THE TASK: Whenever a line contains the string "title", copy it out of the entries.

[Entries from a visual dataset]
-=-=-=-=-

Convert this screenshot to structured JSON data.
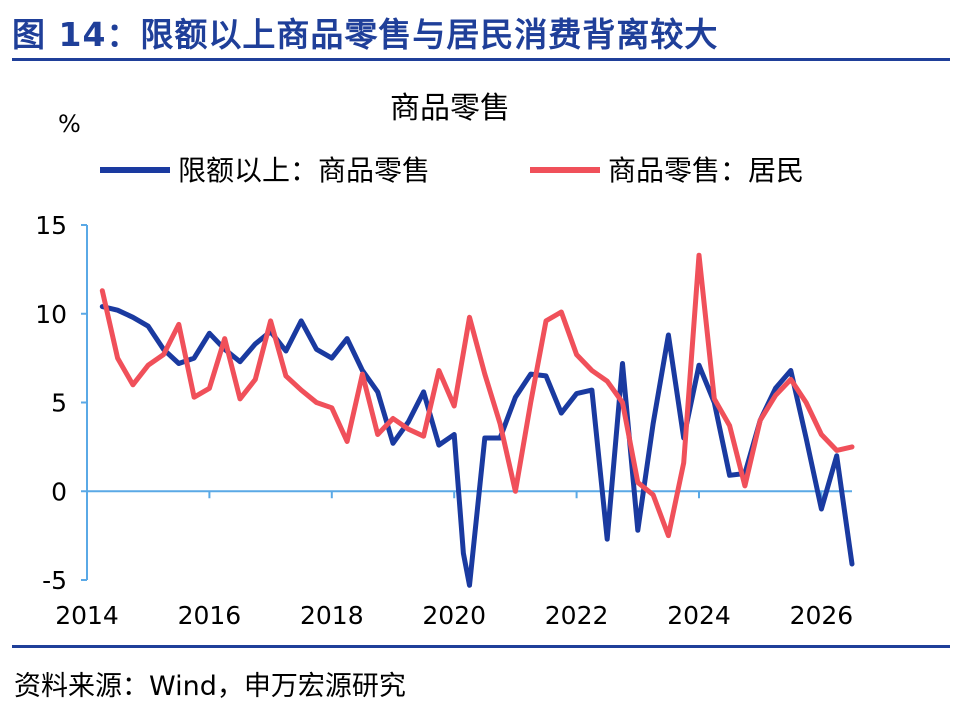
{
  "figure": {
    "title": "图 14：限额以上商品零售与居民消费背离较大",
    "source": "资料来源：Wind，申万宏源研究"
  },
  "colors": {
    "accent": "#1f3f99",
    "series_blue": "#1a3aa0",
    "series_red": "#f0505a",
    "axis": "#5aa9e6"
  },
  "chart_data": {
    "type": "line",
    "title": "商品零售",
    "ylabel": "%",
    "ylim": [
      -5,
      15
    ],
    "xlim": [
      2014,
      2026.5
    ],
    "yticks": [
      -5,
      0,
      5,
      10,
      15
    ],
    "xticks": [
      2014,
      2016,
      2018,
      2020,
      2022,
      2024,
      2026
    ],
    "grid": false,
    "legend_position": "top",
    "series": [
      {
        "name": "限额以上：商品零售",
        "color": "#1a3aa0",
        "x": [
          2014.25,
          2014.5,
          2014.75,
          2015,
          2015.25,
          2015.5,
          2015.75,
          2016,
          2016.25,
          2016.5,
          2016.75,
          2017,
          2017.25,
          2017.5,
          2017.75,
          2018,
          2018.25,
          2018.5,
          2018.75,
          2019,
          2019.25,
          2019.5,
          2019.75,
          2020,
          2020.15,
          2020.25,
          2020.5,
          2020.75,
          2021,
          2021.25,
          2021.5,
          2021.75,
          2022,
          2022.25,
          2022.5,
          2022.75,
          2023,
          2023.25,
          2023.5,
          2023.75,
          2024,
          2024.25,
          2024.5,
          2024.75,
          2025,
          2025.25,
          2025.5,
          2025.75,
          2026,
          2026.25,
          2026.5
        ],
        "y": [
          10.4,
          10.2,
          9.8,
          9.3,
          8.0,
          7.2,
          7.5,
          8.9,
          8.0,
          7.3,
          8.3,
          9.0,
          7.9,
          9.6,
          8.0,
          7.5,
          8.6,
          6.8,
          5.6,
          2.7,
          3.9,
          5.6,
          2.6,
          3.2,
          -3.5,
          -5.3,
          3.0,
          3.0,
          5.3,
          6.6,
          6.5,
          4.4,
          5.5,
          5.7,
          -2.7,
          7.2,
          -2.2,
          3.8,
          8.8,
          3.0,
          7.1,
          5.0,
          0.9,
          1.0,
          4.0,
          5.8,
          6.8,
          3.0,
          -1.0,
          2.0,
          -4.1
        ]
      },
      {
        "name": "商品零售：居民",
        "color": "#f0505a",
        "x": [
          2014.25,
          2014.5,
          2014.75,
          2015,
          2015.25,
          2015.5,
          2015.75,
          2016,
          2016.25,
          2016.5,
          2016.75,
          2017,
          2017.25,
          2017.5,
          2017.75,
          2018,
          2018.25,
          2018.5,
          2018.75,
          2019,
          2019.25,
          2019.5,
          2019.75,
          2020,
          2020.25,
          2020.5,
          2020.75,
          2021,
          2021.25,
          2021.5,
          2021.75,
          2022,
          2022.25,
          2022.5,
          2022.75,
          2023,
          2023.25,
          2023.5,
          2023.75,
          2024,
          2024.25,
          2024.5,
          2024.75,
          2025,
          2025.25,
          2025.5,
          2025.75,
          2026,
          2026.25,
          2026.5
        ],
        "y": [
          11.3,
          7.5,
          6.0,
          7.1,
          7.7,
          9.4,
          5.3,
          5.8,
          8.6,
          5.2,
          6.3,
          9.6,
          6.5,
          5.7,
          5.0,
          4.7,
          2.8,
          6.6,
          3.2,
          4.1,
          3.5,
          3.1,
          6.8,
          4.8,
          9.8,
          6.6,
          3.8,
          0.0,
          5.0,
          9.6,
          10.1,
          7.7,
          6.8,
          6.2,
          5.0,
          0.5,
          -0.2,
          -2.5,
          1.6,
          13.3,
          5.2,
          3.7,
          0.3,
          4.0,
          5.4,
          6.3,
          5.0,
          3.2,
          2.3,
          2.5
        ]
      }
    ]
  }
}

-=-=-=-=-

PROBLEM SOLUTION:
    "title": "图 14：限额以上商品零售与居民消费背离较大",
    "title": "商品零售",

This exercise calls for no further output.